Entries from a dataset:
# # # # # # #
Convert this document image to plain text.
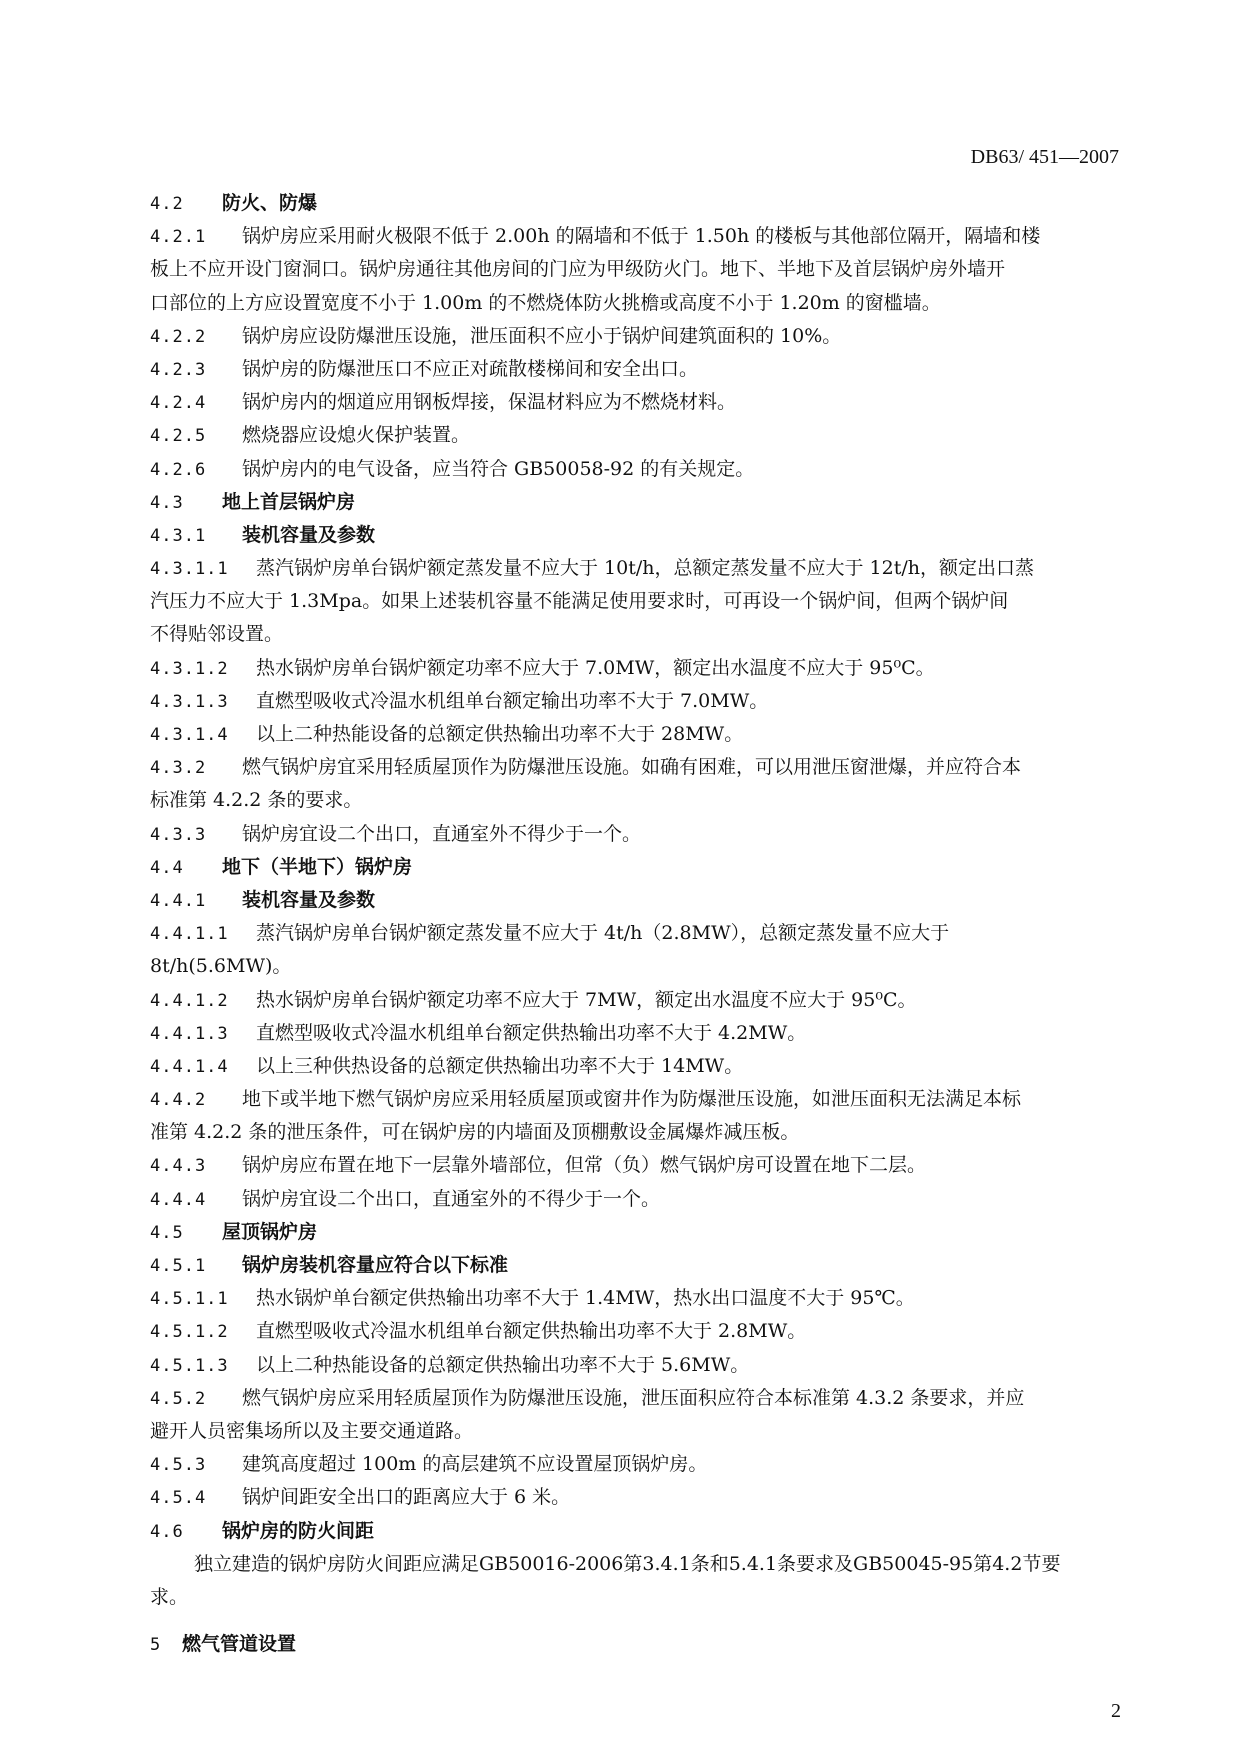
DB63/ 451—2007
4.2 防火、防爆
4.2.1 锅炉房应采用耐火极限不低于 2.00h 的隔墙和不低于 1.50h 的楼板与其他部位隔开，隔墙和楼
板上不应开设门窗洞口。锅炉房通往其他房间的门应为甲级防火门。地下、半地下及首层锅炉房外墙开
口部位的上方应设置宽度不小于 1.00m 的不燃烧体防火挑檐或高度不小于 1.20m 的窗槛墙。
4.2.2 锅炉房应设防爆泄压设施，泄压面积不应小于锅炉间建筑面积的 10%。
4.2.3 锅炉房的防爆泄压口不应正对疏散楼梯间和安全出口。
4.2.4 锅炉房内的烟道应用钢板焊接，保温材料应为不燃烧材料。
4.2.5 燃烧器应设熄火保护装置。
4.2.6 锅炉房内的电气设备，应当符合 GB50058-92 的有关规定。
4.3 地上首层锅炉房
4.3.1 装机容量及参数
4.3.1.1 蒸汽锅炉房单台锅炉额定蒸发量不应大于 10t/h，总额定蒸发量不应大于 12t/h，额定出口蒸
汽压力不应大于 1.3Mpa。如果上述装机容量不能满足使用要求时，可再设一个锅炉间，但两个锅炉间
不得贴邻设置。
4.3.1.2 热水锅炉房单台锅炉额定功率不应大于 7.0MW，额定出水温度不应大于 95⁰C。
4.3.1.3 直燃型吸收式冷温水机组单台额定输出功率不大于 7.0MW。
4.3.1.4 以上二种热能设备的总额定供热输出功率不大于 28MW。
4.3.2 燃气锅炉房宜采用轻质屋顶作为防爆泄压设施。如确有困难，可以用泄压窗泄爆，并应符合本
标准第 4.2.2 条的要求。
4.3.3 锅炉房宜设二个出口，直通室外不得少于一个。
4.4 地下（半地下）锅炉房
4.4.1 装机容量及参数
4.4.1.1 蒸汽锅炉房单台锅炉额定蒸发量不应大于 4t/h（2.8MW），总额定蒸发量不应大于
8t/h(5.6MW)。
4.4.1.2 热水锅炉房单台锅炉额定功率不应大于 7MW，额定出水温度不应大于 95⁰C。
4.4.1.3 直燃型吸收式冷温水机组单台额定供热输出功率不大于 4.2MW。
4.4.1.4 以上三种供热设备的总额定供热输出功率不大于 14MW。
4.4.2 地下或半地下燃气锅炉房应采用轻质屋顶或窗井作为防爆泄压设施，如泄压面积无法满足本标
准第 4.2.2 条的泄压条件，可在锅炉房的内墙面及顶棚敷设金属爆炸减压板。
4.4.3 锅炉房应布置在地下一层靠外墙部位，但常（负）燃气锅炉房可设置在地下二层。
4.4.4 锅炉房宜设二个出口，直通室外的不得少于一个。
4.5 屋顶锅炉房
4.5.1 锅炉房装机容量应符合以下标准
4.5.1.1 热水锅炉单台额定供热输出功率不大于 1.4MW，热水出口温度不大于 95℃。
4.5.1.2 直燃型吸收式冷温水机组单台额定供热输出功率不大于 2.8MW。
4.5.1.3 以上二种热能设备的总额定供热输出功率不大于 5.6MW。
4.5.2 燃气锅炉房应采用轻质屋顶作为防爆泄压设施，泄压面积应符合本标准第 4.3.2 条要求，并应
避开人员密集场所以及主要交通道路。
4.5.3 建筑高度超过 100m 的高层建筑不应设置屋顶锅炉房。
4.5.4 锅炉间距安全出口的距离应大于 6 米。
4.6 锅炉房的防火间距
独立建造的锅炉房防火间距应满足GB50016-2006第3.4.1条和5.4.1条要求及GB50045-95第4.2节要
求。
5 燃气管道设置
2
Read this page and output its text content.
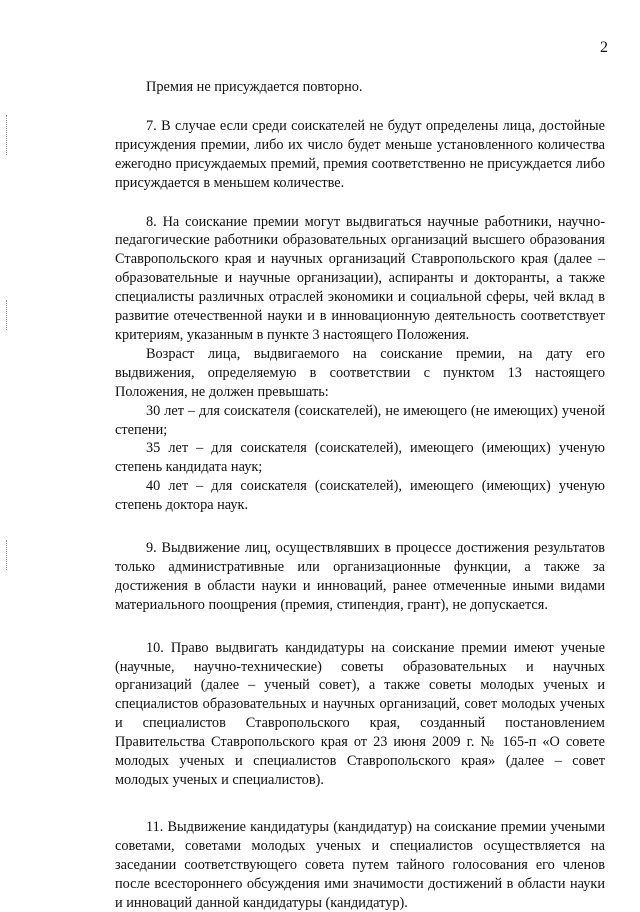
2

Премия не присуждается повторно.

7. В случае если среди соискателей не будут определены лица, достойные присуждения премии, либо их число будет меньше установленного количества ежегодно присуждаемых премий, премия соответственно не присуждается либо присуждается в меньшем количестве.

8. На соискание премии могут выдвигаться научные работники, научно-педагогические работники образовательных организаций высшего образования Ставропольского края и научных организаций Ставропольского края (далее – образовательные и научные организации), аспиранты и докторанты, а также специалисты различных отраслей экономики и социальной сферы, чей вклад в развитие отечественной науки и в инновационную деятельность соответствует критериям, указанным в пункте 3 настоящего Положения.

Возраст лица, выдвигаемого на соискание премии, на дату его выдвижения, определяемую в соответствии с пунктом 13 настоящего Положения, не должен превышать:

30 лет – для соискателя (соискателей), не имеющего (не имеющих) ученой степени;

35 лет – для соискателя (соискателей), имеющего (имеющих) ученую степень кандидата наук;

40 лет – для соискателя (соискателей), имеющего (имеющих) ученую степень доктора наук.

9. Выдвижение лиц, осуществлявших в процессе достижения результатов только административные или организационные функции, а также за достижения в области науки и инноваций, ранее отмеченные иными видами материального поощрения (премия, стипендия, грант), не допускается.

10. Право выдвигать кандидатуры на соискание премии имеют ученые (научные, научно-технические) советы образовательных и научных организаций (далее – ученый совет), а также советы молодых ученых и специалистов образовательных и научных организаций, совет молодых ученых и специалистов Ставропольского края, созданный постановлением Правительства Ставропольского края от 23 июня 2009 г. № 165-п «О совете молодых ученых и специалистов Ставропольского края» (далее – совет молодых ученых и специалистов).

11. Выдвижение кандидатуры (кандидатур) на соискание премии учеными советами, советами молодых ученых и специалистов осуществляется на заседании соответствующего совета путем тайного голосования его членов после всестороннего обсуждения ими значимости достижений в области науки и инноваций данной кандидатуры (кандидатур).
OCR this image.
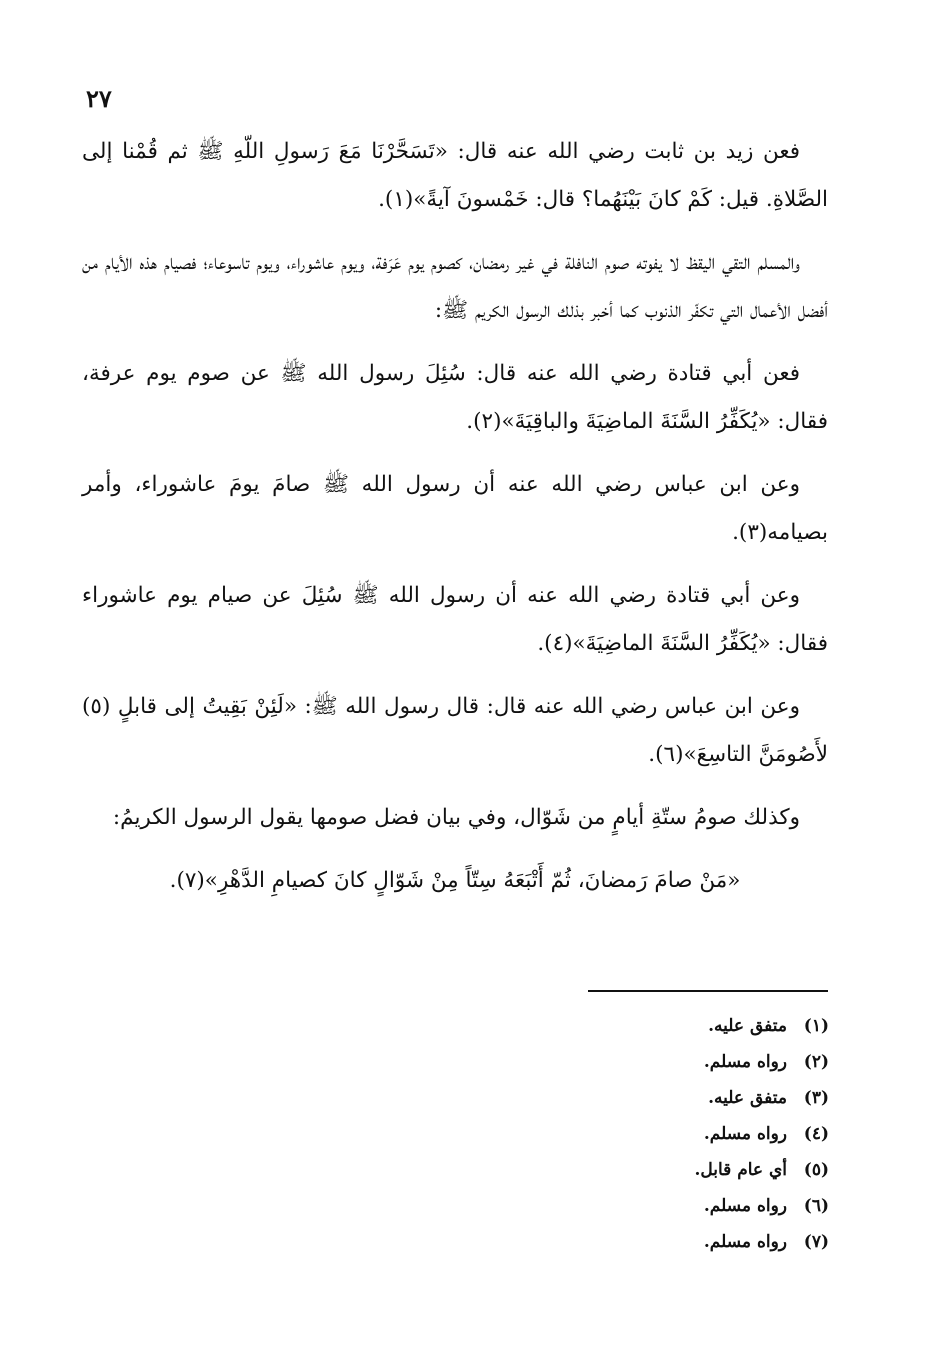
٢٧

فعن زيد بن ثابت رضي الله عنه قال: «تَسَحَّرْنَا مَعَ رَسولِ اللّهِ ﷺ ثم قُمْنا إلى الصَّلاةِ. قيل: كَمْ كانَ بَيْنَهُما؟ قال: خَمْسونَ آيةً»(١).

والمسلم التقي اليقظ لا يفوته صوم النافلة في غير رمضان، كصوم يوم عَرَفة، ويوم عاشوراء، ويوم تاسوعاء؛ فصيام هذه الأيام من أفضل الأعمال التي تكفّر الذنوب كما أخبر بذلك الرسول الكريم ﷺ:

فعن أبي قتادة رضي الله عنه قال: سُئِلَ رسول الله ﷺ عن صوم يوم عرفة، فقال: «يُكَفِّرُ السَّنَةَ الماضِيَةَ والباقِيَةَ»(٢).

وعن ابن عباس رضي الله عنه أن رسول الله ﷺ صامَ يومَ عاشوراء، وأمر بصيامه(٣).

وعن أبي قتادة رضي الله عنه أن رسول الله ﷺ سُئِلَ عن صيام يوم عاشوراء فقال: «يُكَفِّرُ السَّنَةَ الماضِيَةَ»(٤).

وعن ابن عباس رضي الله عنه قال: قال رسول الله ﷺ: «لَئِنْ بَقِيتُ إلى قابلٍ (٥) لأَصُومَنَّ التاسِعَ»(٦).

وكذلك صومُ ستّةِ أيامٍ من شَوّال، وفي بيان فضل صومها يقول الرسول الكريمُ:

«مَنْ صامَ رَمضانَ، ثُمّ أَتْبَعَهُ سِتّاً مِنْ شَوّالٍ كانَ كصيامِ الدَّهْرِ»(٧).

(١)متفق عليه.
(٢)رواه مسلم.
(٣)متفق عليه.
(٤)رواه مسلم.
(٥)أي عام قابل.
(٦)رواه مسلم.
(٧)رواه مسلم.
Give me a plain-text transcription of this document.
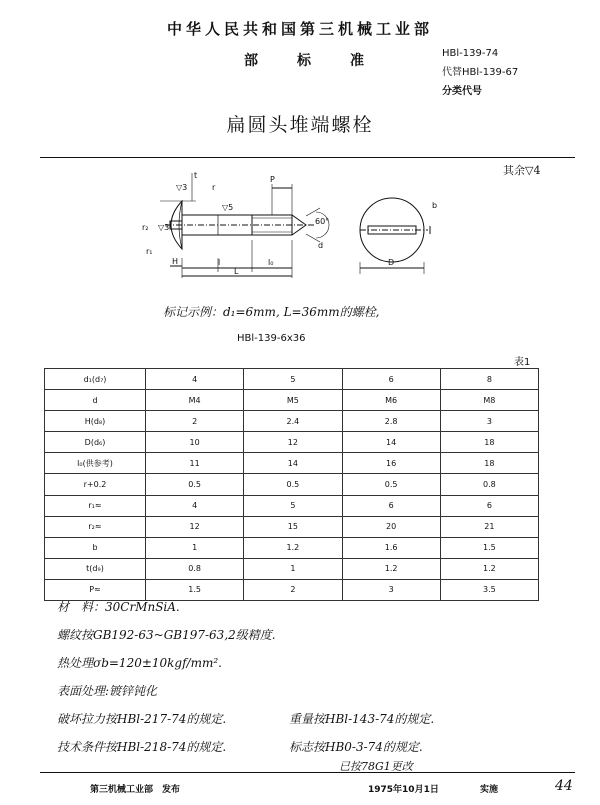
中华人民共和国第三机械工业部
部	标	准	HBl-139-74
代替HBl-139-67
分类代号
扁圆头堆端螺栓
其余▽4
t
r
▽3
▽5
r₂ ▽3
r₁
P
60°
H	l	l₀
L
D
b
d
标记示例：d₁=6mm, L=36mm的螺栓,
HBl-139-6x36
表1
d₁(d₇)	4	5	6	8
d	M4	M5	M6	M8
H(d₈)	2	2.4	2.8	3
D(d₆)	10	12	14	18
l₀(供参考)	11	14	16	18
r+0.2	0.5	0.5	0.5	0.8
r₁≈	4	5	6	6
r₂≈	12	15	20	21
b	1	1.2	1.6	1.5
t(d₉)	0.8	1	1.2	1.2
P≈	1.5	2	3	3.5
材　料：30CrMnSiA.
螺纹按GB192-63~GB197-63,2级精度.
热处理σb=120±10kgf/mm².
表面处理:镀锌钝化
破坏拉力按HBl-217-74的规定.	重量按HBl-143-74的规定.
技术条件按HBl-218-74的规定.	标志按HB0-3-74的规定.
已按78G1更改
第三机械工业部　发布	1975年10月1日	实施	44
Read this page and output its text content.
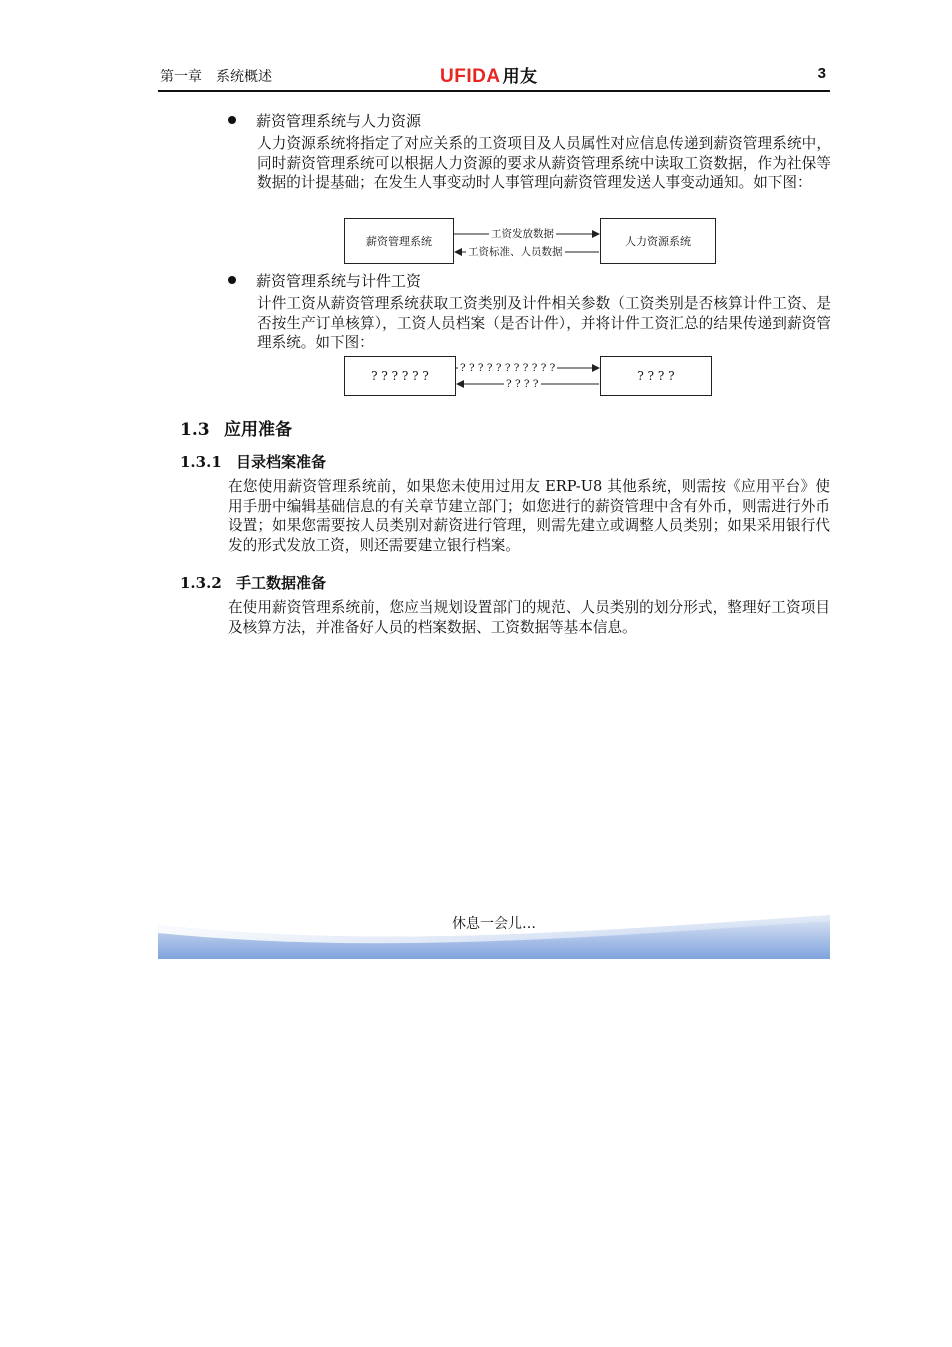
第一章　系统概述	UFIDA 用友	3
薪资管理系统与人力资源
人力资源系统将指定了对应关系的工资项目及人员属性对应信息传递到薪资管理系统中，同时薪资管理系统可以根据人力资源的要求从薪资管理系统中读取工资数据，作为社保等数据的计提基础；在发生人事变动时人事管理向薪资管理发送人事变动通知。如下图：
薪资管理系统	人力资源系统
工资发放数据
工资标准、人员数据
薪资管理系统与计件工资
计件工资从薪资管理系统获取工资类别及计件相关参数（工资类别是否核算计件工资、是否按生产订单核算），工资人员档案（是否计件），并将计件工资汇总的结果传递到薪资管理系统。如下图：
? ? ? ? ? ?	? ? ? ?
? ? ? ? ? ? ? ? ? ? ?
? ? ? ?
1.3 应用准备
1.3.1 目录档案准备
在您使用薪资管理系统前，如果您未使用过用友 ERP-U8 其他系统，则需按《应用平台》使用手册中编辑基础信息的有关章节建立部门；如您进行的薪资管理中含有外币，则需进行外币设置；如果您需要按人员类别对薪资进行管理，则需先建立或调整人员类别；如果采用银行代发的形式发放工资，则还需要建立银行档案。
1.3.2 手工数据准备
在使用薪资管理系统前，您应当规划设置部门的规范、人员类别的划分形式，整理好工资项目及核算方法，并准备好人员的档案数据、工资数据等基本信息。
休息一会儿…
# # # # # # #
Problem description: The word "имеющих" appears in how many lines of the data? Answer with only the number.

Written response: 3